Dataset records
━━━━━━━━

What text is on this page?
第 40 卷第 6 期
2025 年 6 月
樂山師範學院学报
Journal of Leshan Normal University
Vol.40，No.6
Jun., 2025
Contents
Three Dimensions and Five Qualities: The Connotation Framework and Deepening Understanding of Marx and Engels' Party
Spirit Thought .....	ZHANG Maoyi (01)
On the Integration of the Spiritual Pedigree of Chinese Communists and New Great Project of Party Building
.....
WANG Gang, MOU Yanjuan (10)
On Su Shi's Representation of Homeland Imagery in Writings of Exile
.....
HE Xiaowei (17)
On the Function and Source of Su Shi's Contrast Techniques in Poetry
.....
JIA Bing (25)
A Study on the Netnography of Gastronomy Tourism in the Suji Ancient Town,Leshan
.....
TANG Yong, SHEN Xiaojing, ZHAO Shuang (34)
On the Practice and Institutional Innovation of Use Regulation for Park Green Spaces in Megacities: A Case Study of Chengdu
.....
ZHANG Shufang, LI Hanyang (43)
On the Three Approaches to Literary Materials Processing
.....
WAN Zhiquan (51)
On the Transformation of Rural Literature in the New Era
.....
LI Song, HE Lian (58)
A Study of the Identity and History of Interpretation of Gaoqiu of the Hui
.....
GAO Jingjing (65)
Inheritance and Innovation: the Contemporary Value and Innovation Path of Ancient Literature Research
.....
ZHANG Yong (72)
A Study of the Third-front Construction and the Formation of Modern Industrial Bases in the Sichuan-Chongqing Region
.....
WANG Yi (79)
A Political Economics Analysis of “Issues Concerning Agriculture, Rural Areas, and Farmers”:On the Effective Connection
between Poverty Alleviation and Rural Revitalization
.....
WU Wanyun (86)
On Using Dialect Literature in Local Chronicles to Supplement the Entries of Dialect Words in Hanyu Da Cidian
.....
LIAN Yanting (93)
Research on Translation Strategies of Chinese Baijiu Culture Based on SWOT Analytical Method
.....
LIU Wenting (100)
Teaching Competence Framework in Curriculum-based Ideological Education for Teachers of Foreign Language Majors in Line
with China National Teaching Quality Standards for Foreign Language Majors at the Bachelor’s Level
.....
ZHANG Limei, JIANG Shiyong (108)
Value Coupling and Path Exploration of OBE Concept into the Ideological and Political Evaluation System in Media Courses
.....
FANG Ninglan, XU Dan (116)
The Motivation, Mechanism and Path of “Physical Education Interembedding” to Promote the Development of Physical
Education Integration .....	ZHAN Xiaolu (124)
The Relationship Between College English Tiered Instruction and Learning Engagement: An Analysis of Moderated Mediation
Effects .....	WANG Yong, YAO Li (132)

━━━━━━━━

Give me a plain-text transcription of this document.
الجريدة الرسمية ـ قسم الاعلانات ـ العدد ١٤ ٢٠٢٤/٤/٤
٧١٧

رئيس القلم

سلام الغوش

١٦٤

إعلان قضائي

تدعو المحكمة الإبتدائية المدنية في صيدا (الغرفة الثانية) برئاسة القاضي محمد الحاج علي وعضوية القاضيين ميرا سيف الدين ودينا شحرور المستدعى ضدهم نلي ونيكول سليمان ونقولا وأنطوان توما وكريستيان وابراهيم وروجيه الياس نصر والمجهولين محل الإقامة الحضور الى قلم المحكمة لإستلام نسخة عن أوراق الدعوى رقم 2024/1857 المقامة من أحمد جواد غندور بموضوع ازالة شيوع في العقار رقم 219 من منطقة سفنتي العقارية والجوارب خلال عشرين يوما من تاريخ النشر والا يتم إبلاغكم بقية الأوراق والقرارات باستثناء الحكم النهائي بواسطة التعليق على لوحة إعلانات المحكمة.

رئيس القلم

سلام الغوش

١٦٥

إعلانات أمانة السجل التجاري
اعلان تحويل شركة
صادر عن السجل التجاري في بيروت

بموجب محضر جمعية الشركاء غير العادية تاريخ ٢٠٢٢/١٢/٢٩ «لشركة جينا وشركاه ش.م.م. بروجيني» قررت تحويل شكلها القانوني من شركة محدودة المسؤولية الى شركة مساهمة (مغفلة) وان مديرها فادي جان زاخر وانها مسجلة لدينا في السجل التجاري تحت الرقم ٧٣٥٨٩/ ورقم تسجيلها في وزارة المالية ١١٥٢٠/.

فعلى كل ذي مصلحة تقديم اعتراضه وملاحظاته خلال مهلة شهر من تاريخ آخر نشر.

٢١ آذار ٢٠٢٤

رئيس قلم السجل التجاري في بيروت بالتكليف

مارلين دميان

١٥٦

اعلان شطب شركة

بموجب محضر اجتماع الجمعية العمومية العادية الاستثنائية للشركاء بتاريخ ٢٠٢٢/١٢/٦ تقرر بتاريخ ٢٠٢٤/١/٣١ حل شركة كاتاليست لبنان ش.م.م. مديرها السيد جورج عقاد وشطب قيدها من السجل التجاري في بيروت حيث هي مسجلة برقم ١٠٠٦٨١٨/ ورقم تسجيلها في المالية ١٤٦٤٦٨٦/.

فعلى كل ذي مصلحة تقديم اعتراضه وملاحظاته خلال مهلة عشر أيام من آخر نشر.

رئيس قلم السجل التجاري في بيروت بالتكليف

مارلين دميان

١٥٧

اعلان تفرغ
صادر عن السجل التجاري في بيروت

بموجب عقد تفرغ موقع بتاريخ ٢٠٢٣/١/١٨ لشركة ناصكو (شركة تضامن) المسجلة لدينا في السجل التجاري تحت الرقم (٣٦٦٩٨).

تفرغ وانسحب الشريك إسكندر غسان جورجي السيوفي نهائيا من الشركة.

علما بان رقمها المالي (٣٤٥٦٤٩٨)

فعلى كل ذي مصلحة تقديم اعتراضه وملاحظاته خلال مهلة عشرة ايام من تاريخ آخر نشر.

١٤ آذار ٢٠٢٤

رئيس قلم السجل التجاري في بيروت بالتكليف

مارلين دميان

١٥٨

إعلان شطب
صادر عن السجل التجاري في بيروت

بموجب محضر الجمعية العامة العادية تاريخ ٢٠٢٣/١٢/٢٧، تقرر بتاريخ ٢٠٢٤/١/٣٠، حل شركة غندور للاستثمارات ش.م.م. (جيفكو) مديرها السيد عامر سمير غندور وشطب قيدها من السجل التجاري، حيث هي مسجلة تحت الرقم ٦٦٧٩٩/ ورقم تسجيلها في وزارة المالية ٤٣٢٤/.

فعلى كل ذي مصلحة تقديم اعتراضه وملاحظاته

━━━━━━━━

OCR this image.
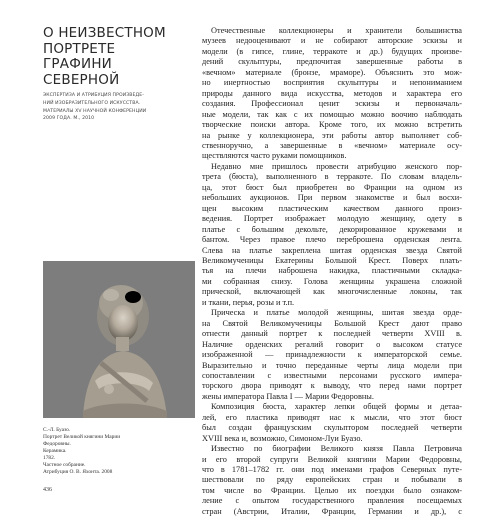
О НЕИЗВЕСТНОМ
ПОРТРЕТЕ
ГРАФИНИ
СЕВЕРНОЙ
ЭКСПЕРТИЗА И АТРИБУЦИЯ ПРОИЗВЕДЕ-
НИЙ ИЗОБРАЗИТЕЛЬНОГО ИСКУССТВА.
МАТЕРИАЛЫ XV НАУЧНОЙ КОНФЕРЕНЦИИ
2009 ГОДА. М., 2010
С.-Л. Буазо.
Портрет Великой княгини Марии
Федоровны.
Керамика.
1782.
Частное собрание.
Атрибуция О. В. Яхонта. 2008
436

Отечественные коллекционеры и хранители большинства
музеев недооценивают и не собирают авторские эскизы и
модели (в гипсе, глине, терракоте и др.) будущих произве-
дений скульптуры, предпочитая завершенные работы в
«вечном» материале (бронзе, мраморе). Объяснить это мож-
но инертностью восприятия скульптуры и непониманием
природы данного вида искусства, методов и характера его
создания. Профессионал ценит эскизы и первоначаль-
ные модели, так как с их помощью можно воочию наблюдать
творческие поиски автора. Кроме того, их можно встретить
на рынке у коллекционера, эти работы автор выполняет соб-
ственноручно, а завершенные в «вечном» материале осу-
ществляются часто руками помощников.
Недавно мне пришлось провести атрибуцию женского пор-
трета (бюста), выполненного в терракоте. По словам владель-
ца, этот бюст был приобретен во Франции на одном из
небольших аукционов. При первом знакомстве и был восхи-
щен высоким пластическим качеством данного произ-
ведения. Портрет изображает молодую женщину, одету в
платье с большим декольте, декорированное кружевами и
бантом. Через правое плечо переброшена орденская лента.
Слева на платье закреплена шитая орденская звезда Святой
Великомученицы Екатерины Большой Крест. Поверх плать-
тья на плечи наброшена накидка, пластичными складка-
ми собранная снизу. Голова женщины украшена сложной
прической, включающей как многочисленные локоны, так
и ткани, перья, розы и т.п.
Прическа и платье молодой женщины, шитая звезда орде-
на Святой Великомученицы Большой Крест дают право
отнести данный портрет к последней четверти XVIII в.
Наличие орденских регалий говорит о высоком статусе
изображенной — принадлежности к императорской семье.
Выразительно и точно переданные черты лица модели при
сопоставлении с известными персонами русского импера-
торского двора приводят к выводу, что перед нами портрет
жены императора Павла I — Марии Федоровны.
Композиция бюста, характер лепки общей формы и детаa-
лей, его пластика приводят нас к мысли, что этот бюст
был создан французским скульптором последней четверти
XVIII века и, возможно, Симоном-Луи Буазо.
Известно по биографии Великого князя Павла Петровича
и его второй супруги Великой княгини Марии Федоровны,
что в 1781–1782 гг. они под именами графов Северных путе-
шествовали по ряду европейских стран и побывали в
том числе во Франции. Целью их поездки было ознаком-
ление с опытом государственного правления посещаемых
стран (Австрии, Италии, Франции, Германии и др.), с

━━━━━━━━

Using the data above, say how many lines include "Великомученицы". No other reply is needed.

§ Result
2